(Collected data entries)
━━━━━━━━━━━━━━━━

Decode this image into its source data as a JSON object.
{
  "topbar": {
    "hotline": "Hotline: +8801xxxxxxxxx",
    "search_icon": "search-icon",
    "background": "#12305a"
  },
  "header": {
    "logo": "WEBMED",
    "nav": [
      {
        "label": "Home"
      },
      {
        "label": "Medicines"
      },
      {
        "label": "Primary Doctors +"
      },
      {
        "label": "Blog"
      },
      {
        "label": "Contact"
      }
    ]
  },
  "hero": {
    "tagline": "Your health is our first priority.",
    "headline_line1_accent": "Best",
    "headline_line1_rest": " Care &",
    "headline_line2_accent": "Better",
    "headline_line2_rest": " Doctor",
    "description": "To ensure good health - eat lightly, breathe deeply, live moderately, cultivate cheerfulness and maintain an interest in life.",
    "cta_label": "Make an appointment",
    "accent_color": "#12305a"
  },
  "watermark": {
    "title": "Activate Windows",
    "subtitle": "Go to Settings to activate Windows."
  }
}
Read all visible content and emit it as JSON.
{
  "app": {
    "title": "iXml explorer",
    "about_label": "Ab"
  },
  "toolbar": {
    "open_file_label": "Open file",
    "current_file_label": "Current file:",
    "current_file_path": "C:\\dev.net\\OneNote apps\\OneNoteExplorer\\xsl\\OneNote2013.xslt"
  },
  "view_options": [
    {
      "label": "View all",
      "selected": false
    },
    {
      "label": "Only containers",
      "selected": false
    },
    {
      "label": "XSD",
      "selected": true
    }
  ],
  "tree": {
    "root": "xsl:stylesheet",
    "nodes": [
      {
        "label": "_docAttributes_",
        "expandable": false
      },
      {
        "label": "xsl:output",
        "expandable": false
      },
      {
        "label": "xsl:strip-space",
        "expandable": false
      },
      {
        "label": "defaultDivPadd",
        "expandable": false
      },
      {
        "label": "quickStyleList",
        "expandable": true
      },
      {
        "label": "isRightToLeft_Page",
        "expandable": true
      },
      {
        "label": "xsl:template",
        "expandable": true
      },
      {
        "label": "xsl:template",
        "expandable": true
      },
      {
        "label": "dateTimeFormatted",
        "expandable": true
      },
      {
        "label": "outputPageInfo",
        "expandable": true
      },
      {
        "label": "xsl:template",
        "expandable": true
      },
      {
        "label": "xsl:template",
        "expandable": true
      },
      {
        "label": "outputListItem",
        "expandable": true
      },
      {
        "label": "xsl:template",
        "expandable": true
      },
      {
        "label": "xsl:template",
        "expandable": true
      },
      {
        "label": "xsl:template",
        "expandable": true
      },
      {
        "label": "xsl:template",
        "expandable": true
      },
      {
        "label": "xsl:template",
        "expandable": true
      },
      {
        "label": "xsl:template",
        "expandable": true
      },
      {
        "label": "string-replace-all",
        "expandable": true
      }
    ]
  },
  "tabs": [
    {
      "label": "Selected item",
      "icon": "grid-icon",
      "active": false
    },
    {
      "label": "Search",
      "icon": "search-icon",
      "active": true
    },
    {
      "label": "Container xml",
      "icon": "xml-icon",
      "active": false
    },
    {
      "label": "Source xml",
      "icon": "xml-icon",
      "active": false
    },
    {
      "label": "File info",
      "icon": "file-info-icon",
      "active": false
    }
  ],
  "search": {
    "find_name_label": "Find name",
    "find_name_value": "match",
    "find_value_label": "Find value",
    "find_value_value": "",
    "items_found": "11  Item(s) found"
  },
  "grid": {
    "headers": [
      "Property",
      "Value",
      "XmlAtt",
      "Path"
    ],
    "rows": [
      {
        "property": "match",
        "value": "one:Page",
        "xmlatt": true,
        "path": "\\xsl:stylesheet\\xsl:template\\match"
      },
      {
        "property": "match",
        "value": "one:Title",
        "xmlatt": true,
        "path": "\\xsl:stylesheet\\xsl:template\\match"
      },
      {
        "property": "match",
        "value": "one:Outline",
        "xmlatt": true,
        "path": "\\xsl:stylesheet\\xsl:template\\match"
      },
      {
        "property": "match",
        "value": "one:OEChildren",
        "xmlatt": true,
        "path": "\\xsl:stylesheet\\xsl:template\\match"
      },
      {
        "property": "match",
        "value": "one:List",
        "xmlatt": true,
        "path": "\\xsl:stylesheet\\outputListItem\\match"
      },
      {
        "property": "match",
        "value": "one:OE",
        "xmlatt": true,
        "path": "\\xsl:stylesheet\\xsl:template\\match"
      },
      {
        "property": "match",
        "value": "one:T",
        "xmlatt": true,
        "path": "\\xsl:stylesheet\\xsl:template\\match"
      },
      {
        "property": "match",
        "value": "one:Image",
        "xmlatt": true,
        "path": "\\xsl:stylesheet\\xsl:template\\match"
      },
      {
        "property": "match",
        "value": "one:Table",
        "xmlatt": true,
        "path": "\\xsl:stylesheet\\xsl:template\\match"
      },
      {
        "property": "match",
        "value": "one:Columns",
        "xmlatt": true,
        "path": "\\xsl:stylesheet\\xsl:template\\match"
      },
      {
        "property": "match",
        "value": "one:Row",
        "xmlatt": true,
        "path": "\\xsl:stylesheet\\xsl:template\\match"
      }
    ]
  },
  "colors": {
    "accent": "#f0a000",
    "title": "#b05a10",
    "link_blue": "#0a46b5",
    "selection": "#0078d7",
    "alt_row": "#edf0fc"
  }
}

━━━━━━━━━━━━━━━━

**EXERCISE REQUIREMENTS:**
Make an exact copy of the material above.

**EXERCISE RESPONSE:**
Decode this image into its source data as a JSON object.
{
  "topbar": {
    "hotline": "Hotline: +8801xxxxxxxxx",
    "search_icon": "search-icon",
    "background": "#12305a"
  },
  "header": {
    "logo": "WEBMED",
    "nav": [
      {
        "label": "Home"
      },
      {
        "label": "Medicines"
      },
      {
        "label": "Primary Doctors +"
      },
      {
        "label": "Blog"
      },
      {
        "label": "Contact"
      }
    ]
  },
  "hero": {
    "tagline": "Your health is our first priority.",
    "headline_line1_accent": "Best",
    "headline_line1_rest": " Care &",
    "headline_line2_accent": "Better",
    "headline_line2_rest": " Doctor",
    "description": "To ensure good health - eat lightly, breathe deeply, live moderately, cultivate cheerfulness and maintain an interest in life.",
    "cta_label": "Make an appointment",
    "accent_color": "#12305a"
  },
  "watermark": {
    "title": "Activate Windows",
    "subtitle": "Go to Settings to activate Windows."
  }
}
Read all visible content and emit it as JSON.
{
  "app": {
    "title": "iXml explorer",
    "about_label": "Ab"
  },
  "toolbar": {
    "open_file_label": "Open file",
    "current_file_label": "Current file:",
    "current_file_path": "C:\\dev.net\\OneNote apps\\OneNoteExplorer\\xsl\\OneNote2013.xslt"
  },
  "view_options": [
    {
      "label": "View all",
      "selected": false
    },
    {
      "label": "Only containers",
      "selected": false
    },
    {
      "label": "XSD",
      "selected": true
    }
  ],
  "tree": {
    "root": "xsl:stylesheet",
    "nodes": [
      {
        "label": "_docAttributes_",
        "expandable": false
      },
      {
        "label": "xsl:output",
        "expandable": false
      },
      {
        "label": "xsl:strip-space",
        "expandable": false
      },
      {
        "label": "defaultDivPadd",
        "expandable": false
      },
      {
        "label": "quickStyleList",
        "expandable": true
      },
      {
        "label": "isRightToLeft_Page",
        "expandable": true
      },
      {
        "label": "xsl:template",
        "expandable": true
      },
      {
        "label": "xsl:template",
        "expandable": true
      },
      {
        "label": "dateTimeFormatted",
        "expandable": true
      },
      {
        "label": "outputPageInfo",
        "expandable": true
      },
      {
        "label": "xsl:template",
        "expandable": true
      },
      {
        "label": "xsl:template",
        "expandable": true
      },
      {
        "label": "outputListItem",
        "expandable": true
      },
      {
        "label": "xsl:template",
        "expandable": true
      },
      {
        "label": "xsl:template",
        "expandable": true
      },
      {
        "label": "xsl:template",
        "expandable": true
      },
      {
        "label": "xsl:template",
        "expandable": true
      },
      {
        "label": "xsl:template",
        "expandable": true
      },
      {
        "label": "xsl:template",
        "expandable": true
      },
      {
        "label": "string-replace-all",
        "expandable": true
      }
    ]
  },
  "tabs": [
    {
      "label": "Selected item",
      "icon": "grid-icon",
      "active": false
    },
    {
      "label": "Search",
      "icon": "search-icon",
      "active": true
    },
    {
      "label": "Container xml",
      "icon": "xml-icon",
      "active": false
    },
    {
      "label": "Source xml",
      "icon": "xml-icon",
      "active": false
    },
    {
      "label": "File info",
      "icon": "file-info-icon",
      "active": false
    }
  ],
  "search": {
    "find_name_label": "Find name",
    "find_name_value": "match",
    "find_value_label": "Find value",
    "find_value_value": "",
    "items_found": "11  Item(s) found"
  },
  "grid": {
    "headers": [
      "Property",
      "Value",
      "XmlAtt",
      "Path"
    ],
    "rows": [
      {
        "property": "match",
        "value": "one:Page",
        "xmlatt": true,
        "path": "\\xsl:stylesheet\\xsl:template\\match"
      },
      {
        "property": "match",
        "value": "one:Title",
        "xmlatt": true,
        "path": "\\xsl:stylesheet\\xsl:template\\match"
      },
      {
        "property": "match",
        "value": "one:Outline",
        "xmlatt": true,
        "path": "\\xsl:stylesheet\\xsl:template\\match"
      },
      {
        "property": "match",
        "value": "one:OEChildren",
        "xmlatt": true,
        "path": "\\xsl:stylesheet\\xsl:template\\match"
      },
      {
        "property": "match",
        "value": "one:List",
        "xmlatt": true,
        "path": "\\xsl:stylesheet\\outputListItem\\match"
      },
      {
        "property": "match",
        "value": "one:OE",
        "xmlatt": true,
        "path": "\\xsl:stylesheet\\xsl:template\\match"
      },
      {
        "property": "match",
        "value": "one:T",
        "xmlatt": true,
        "path": "\\xsl:stylesheet\\xsl:template\\match"
      },
      {
        "property": "match",
        "value": "one:Image",
        "xmlatt": true,
        "path": "\\xsl:stylesheet\\xsl:template\\match"
      },
      {
        "property": "match",
        "value": "one:Table",
        "xmlatt": true,
        "path": "\\xsl:stylesheet\\xsl:template\\match"
      },
      {
        "property": "match",
        "value": "one:Columns",
        "xmlatt": true,
        "path": "\\xsl:stylesheet\\xsl:template\\match"
      },
      {
        "property": "match",
        "value": "one:Row",
        "xmlatt": true,
        "path": "\\xsl:stylesheet\\xsl:template\\match"
      }
    ]
  },
  "colors": {
    "accent": "#f0a000",
    "title": "#b05a10",
    "link_blue": "#0a46b5",
    "selection": "#0078d7",
    "alt_row": "#edf0fc"
  }
}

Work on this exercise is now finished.